Problem to solve ▸
Give only the number of lines where "this" occurs.

Data supplied ▸

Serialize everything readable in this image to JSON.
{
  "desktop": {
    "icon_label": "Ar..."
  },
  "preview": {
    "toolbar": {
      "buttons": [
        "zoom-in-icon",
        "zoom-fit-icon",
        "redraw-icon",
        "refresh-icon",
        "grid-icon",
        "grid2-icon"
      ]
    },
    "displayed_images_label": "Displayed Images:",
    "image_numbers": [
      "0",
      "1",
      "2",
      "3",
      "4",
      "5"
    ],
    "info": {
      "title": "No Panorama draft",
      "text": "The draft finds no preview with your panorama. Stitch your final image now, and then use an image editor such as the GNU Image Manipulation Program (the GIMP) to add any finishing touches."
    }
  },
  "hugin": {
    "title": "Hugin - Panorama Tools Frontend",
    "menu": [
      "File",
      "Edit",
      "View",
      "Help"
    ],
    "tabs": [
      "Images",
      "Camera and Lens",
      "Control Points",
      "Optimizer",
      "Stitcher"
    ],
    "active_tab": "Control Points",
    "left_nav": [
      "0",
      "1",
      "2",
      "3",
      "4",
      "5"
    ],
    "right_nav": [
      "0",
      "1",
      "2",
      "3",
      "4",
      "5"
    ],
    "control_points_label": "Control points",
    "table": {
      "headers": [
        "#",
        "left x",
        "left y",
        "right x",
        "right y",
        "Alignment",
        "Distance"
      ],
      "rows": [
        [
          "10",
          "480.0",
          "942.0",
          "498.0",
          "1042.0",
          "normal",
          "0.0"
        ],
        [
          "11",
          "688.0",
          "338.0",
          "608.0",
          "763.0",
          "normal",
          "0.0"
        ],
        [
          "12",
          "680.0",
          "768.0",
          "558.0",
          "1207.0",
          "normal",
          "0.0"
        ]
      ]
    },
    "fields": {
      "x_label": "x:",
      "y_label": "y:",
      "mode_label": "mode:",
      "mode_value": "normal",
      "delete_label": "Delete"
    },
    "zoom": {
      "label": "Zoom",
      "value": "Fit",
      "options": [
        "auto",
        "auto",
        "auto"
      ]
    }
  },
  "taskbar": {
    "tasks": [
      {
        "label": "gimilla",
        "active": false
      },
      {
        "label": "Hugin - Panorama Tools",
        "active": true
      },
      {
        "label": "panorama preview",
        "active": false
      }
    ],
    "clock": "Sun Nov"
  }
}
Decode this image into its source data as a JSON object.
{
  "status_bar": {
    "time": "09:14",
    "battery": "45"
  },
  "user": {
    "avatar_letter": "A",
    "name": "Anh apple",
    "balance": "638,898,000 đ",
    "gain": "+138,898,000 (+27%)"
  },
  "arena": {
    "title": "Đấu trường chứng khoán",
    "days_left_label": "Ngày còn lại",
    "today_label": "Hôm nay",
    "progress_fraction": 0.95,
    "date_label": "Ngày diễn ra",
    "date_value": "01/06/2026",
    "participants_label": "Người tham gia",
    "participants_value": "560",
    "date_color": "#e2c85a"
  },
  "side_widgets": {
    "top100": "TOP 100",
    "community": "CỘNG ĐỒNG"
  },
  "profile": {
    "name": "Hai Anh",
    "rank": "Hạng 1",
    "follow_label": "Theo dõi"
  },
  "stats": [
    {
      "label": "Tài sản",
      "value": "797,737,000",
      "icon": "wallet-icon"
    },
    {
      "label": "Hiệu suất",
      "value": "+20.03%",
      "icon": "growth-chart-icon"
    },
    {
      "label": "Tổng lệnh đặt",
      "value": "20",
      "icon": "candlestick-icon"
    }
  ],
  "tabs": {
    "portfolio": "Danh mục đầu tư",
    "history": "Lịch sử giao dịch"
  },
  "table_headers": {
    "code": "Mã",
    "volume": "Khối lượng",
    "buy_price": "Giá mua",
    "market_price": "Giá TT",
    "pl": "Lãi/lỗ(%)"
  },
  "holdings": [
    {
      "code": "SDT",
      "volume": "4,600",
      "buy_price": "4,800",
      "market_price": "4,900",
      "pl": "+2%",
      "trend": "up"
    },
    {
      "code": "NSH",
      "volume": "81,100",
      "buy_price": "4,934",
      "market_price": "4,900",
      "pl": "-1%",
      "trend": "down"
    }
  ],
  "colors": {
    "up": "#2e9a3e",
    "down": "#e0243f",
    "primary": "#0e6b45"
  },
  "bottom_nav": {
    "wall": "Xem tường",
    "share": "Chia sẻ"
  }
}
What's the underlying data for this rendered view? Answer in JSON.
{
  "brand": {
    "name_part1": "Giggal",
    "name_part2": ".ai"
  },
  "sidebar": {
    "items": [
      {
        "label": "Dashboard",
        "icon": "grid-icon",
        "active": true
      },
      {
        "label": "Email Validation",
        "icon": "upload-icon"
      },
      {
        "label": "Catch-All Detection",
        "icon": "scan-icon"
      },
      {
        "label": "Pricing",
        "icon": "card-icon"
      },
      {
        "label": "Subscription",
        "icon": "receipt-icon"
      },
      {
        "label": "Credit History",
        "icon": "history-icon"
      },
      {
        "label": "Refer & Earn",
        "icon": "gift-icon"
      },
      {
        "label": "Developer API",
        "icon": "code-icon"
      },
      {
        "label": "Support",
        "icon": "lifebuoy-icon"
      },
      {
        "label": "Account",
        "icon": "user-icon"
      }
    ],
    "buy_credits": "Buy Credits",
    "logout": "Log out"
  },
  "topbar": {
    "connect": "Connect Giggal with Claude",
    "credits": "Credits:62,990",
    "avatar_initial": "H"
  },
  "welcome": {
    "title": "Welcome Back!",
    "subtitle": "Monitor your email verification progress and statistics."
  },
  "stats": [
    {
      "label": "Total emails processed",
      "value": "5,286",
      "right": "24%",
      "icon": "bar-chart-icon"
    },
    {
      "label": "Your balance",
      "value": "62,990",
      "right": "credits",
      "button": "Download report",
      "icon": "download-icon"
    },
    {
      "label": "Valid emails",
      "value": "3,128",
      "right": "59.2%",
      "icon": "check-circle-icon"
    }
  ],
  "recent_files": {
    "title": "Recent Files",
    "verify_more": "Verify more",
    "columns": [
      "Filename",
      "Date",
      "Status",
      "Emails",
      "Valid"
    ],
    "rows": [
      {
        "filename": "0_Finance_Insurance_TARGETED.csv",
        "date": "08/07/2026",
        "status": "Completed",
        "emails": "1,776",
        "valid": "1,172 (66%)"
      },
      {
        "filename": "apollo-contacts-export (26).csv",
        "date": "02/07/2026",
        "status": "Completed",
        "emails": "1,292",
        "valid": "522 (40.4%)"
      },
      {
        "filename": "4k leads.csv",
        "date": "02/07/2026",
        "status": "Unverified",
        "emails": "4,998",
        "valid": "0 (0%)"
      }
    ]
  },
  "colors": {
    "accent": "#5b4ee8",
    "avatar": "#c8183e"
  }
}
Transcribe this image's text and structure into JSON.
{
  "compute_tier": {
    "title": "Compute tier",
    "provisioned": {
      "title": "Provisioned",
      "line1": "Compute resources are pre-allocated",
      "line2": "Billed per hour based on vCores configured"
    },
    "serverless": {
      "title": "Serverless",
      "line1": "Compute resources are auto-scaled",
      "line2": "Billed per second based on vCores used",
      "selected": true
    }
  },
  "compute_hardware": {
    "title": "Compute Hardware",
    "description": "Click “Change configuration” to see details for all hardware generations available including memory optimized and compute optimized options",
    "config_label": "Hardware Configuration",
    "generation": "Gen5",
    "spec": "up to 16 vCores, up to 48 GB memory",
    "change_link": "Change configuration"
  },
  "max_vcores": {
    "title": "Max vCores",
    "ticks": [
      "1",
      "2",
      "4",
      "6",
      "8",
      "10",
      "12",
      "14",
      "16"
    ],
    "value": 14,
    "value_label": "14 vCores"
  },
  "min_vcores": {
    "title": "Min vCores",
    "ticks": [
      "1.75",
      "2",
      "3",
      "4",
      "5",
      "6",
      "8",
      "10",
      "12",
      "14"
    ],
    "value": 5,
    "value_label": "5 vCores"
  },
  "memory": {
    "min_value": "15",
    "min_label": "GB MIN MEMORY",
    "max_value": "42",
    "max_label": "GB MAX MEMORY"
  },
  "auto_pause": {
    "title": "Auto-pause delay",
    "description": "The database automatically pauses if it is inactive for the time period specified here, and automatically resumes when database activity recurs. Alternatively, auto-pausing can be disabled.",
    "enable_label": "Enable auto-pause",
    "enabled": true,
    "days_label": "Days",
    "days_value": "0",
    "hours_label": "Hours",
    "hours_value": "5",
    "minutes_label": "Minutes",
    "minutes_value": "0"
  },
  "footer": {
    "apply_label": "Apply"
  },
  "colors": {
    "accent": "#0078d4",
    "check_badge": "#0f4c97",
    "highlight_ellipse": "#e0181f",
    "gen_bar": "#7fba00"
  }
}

Result ▸
4